WHAT IS REQUIRED: Work out how many lines in the entries below include the word "的延长线于点". Give nothing but the number.

>> start ENTRIES SUPPLIED

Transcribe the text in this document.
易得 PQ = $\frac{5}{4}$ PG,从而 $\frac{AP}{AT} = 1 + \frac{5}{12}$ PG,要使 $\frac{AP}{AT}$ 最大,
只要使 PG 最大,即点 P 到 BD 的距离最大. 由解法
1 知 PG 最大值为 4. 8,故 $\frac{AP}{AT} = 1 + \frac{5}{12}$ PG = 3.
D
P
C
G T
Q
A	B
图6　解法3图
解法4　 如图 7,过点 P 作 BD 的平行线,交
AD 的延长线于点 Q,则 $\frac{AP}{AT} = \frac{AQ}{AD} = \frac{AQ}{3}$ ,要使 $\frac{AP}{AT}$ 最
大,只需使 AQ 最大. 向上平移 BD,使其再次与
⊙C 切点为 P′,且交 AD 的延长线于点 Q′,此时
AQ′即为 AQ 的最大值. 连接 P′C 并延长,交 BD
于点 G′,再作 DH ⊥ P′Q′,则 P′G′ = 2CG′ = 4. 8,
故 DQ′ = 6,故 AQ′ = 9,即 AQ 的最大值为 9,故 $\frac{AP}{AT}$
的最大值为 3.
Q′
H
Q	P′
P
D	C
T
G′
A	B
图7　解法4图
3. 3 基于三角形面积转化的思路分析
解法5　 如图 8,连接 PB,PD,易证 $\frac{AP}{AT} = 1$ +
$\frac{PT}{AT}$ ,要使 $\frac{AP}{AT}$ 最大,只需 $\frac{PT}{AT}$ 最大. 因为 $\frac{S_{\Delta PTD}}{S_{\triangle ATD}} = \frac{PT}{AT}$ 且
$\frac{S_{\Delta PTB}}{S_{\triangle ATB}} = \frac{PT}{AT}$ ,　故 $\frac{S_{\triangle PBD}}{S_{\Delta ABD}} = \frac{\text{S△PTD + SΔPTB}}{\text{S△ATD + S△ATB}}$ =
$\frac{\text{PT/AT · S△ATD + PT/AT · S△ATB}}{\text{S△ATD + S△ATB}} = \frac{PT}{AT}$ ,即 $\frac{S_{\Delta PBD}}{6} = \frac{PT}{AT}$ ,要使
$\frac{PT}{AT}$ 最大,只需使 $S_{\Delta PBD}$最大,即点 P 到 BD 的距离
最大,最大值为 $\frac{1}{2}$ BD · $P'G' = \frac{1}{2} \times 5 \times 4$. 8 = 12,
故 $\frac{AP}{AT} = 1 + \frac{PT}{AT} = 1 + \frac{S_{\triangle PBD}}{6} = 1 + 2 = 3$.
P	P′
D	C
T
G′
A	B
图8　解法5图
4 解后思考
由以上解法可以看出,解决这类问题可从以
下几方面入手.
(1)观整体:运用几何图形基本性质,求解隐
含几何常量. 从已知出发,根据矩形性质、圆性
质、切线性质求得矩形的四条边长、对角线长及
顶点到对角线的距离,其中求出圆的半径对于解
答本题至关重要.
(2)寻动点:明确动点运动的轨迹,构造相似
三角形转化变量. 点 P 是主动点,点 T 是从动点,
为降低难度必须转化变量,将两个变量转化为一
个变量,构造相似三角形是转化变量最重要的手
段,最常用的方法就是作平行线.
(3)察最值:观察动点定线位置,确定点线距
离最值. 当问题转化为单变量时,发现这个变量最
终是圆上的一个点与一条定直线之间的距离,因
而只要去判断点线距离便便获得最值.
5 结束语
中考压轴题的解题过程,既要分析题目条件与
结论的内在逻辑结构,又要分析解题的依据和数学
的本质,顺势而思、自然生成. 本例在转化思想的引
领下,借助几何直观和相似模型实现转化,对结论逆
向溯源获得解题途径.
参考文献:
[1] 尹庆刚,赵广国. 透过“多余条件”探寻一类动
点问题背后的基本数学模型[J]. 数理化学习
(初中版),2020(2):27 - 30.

>> end ENTRIES SUPPLIED

ANSWER TO THE EXERCISE: 2